### Text
►
Es ist nahezu unerträglich! Wie viel unfundierter Stuss im Internet verbreitet wird. Manchen Autoren möchte man ihr Geschreibsel am liebsten um die Ohren schlagen. Dabei gibt es dafür eine einfache Erklärung: den Dunning-Kruger-Effekt.

Echte Experten zeigen online offenkundig wenig Selbstvertrauen und stellen ihren wertvollen Wissensschatz im Internet leider ungern zur Schau. Stattdessen drängt sich der Eindruck auf, dass im Internet vor allem thematisch Minderbemittelte ihre inkompetente Meinung unablässig in aufdringlichem Überfluss absondern. Besonders Dreiste beanspruchen als Blogger gar einen Presseausweis. Ihnen möchte man die Worte meines einstigen Lateinlehrers entgegenschleudern: „Si tacuisses, philosophus mansisses“, zu Deutsch: „Wenn du geschwiegen hättest, wärst du Philosoph geblieben“!
◄
[Extrahierte Datensätze]
►
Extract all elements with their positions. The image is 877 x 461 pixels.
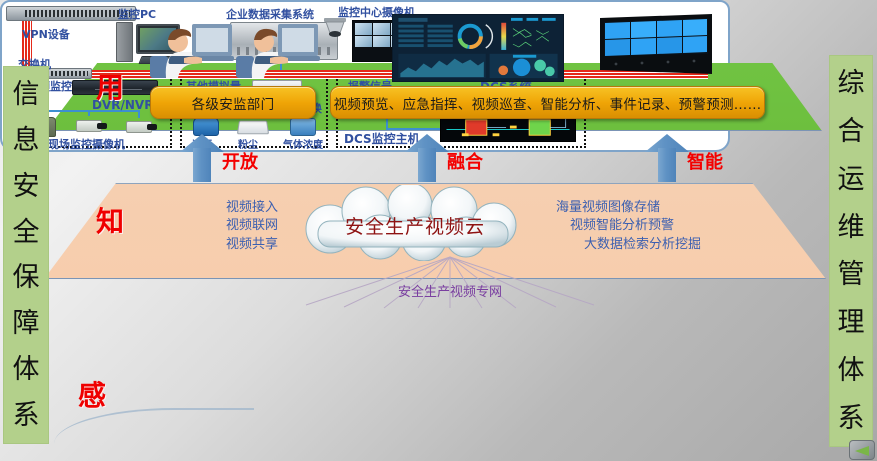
know-left-capabilities: 视频接入 视频联网 视频共享 bbox=[128, 199, 278, 254]
layer-glyph-use: 用 bbox=[96, 66, 124, 106]
capsule-safety-departments[interactable]: 各级安监部门 bbox=[150, 86, 316, 119]
up-arrow-fusion bbox=[405, 134, 449, 182]
arrow-label-intelligent: 智能 bbox=[687, 148, 723, 174]
bullet-camera-icon-2 bbox=[126, 121, 152, 133]
right-panel-char-7: 体 bbox=[838, 357, 865, 384]
cloud-title: 安全生产视频云 bbox=[284, 212, 546, 239]
left-panel-char-6: 障 bbox=[13, 310, 40, 337]
dome-camera-icon bbox=[322, 17, 348, 39]
left-panel-char-8: 系 bbox=[13, 402, 40, 429]
diagram-canvas: 各级安监部门 视频预览、应急指挥、视频巡查、智能分析、事件记录、预警预测…… 开… bbox=[0, 0, 877, 461]
arrow-stem bbox=[658, 148, 676, 182]
left-panel-char-7: 体 bbox=[13, 356, 40, 383]
capsule-application-list[interactable]: 视频预览、应急指挥、视频巡查、智能分析、事件记录、预警预测…… bbox=[330, 86, 765, 119]
arrow-stem bbox=[193, 148, 211, 182]
operators-at-computers-illustration bbox=[144, 8, 320, 80]
know-right-capabilities: 海量视频图像存储 视频智能分析预警 大数据检索分析挖掘 bbox=[556, 199, 766, 254]
right-panel-char-5: 管 bbox=[838, 261, 865, 288]
know-left-item-3: 视频共享 bbox=[128, 236, 278, 254]
arrow-label-open: 开放 bbox=[222, 148, 258, 174]
dust-sensor-icon bbox=[237, 121, 269, 135]
left-panel-char-4: 全 bbox=[13, 219, 40, 246]
label-sensor-gas: 气体浓度 bbox=[283, 136, 323, 151]
right-panel-char-1: 综 bbox=[838, 70, 865, 97]
right-panel-char-4: 维 bbox=[838, 214, 865, 241]
arrow-stem bbox=[418, 148, 436, 182]
layer-glyph-know: 知 bbox=[96, 200, 124, 240]
know-right-item-1: 海量视频图像存储 bbox=[556, 199, 766, 217]
know-left-item-2: 视频联网 bbox=[128, 217, 278, 235]
pc-tower-icon bbox=[116, 22, 133, 62]
know-right-item-2: 视频智能分析预警 bbox=[556, 217, 766, 235]
side-panel-information-security: 信 息 安 全 保 障 体 系 bbox=[3, 66, 49, 444]
right-panel-char-2: 合 bbox=[838, 118, 865, 145]
bullet-camera-icon-1 bbox=[76, 120, 102, 132]
arrow-label-fusion: 融合 bbox=[447, 148, 483, 174]
layer-glyph-sense: 感 bbox=[78, 374, 106, 414]
private-network-label: 安全生产视频专网 bbox=[300, 281, 600, 300]
left-panel-char-1: 信 bbox=[13, 81, 40, 108]
know-right-item-3: 大数据检索分析挖掘 bbox=[556, 236, 766, 254]
bi-dashboard-screen-image bbox=[392, 14, 564, 82]
left-panel-char-2: 息 bbox=[13, 127, 40, 154]
up-arrow-open bbox=[180, 134, 224, 182]
right-panel-char-6: 理 bbox=[838, 309, 865, 336]
page-curl-badge-icon bbox=[849, 440, 875, 460]
right-panel-char-3: 运 bbox=[838, 166, 865, 193]
know-left-item-1: 视频接入 bbox=[128, 199, 278, 217]
left-panel-char-5: 保 bbox=[13, 264, 40, 291]
video-wall-display-image bbox=[594, 12, 718, 80]
right-panel-char-8: 系 bbox=[838, 405, 865, 432]
wire-cam2-drop bbox=[88, 110, 90, 116]
vpn-switch-icon bbox=[6, 6, 136, 21]
label-vpn-device: VPN设备 bbox=[22, 26, 70, 42]
side-panel-integrated-ops: 综 合 运 维 管 理 体 系 bbox=[829, 55, 873, 447]
gas-sensor-icon bbox=[290, 118, 316, 136]
left-panel-char-3: 安 bbox=[13, 173, 40, 200]
up-arrow-intelligent bbox=[645, 134, 689, 182]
◄
### Schriftliche Aufgabe
Welche Erklärung nennt der Text dafür, dass im Internet so viel unfundierter Stuss verbreitet wird?

### Richtige Antwort
Den Dunning-Kruger-Effekt.